* [STORED RECORDS]
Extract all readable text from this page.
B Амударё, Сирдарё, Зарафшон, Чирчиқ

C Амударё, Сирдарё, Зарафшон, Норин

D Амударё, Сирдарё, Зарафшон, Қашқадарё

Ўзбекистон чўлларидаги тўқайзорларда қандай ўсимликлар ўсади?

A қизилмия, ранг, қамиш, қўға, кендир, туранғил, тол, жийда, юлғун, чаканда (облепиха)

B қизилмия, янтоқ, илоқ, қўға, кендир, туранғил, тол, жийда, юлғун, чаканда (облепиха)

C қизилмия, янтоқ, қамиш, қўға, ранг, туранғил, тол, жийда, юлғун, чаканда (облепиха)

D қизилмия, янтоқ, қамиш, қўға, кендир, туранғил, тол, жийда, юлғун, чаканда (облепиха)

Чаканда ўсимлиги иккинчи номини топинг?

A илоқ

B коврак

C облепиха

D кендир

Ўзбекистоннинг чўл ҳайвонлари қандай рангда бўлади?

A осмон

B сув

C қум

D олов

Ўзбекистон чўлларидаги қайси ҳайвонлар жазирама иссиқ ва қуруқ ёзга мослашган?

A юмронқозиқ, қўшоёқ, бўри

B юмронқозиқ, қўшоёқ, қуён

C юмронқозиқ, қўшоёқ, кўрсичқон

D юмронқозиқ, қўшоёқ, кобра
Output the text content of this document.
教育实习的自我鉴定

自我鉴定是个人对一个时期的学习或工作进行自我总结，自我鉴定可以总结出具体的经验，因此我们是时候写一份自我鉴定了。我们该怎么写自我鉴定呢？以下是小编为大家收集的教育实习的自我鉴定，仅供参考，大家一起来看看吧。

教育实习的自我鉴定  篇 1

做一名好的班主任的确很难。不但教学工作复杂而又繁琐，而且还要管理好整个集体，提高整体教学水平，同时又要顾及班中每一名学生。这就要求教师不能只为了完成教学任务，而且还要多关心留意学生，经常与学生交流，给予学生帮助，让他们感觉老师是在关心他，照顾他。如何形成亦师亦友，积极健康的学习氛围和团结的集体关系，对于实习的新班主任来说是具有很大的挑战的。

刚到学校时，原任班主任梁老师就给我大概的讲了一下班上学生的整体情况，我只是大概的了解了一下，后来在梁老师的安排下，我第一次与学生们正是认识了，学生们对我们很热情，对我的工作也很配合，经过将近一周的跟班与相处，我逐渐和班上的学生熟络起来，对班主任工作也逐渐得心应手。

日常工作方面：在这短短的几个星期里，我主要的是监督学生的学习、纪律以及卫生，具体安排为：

* [WRITTEN PROBLEM] Every record should be repeated exactly; please leave none out.

* [RESULT]
Extract all readable text from this page.
B Амударё, Сирдарё, Зарафшон, Чирчиқ

C Амударё, Сирдарё, Зарафшон, Норин

D Амударё, Сирдарё, Зарафшон, Қашқадарё

Ўзбекистон чўлларидаги тўқайзорларда қандай ўсимликлар ўсади?

A қизилмия, ранг, қамиш, қўға, кендир, туранғил, тол, жийда, юлғун, чаканда (облепиха)

B қизилмия, янтоқ, илоқ, қўға, кендир, туранғил, тол, жийда, юлғун, чаканда (облепиха)

C қизилмия, янтоқ, қамиш, қўға, ранг, туранғил, тол, жийда, юлғун, чаканда (облепиха)

D қизилмия, янтоқ, қамиш, қўға, кендир, туранғил, тол, жийда, юлғун, чаканда (облепиха)

Чаканда ўсимлиги иккинчи номини топинг?

A илоқ

B коврак

C облепиха

D кендир

Ўзбекистоннинг чўл ҳайвонлари қандай рангда бўлади?

A осмон

B сув

C қум

D олов

Ўзбекистон чўлларидаги қайси ҳайвонлар жазирама иссиқ ва қуруқ ёзга мослашган?

A юмронқозиқ, қўшоёқ, бўри

B юмронқозиқ, қўшоёқ, қуён

C юмронқозиқ, қўшоёқ, кўрсичқон

D юмронқозиқ, қўшоёқ, кобра
Output the text content of this document.
教育实习的自我鉴定

自我鉴定是个人对一个时期的学习或工作进行自我总结，自我鉴定可以总结出具体的经验，因此我们是时候写一份自我鉴定了。我们该怎么写自我鉴定呢？以下是小编为大家收集的教育实习的自我鉴定，仅供参考，大家一起来看看吧。

教育实习的自我鉴定  篇 1

做一名好的班主任的确很难。不但教学工作复杂而又繁琐，而且还要管理好整个集体，提高整体教学水平，同时又要顾及班中每一名学生。这就要求教师不能只为了完成教学任务，而且还要多关心留意学生，经常与学生交流，给予学生帮助，让他们感觉老师是在关心他，照顾他。如何形成亦师亦友，积极健康的学习氛围和团结的集体关系，对于实习的新班主任来说是具有很大的挑战的。

刚到学校时，原任班主任梁老师就给我大概的讲了一下班上学生的整体情况，我只是大概的了解了一下，后来在梁老师的安排下，我第一次与学生们正是认识了，学生们对我们很热情，对我的工作也很配合，经过将近一周的跟班与相处，我逐渐和班上的学生熟络起来，对班主任工作也逐渐得心应手。

日常工作方面：在这短短的几个星期里，我主要的是监督学生的学习、纪律以及卫生，具体安排为：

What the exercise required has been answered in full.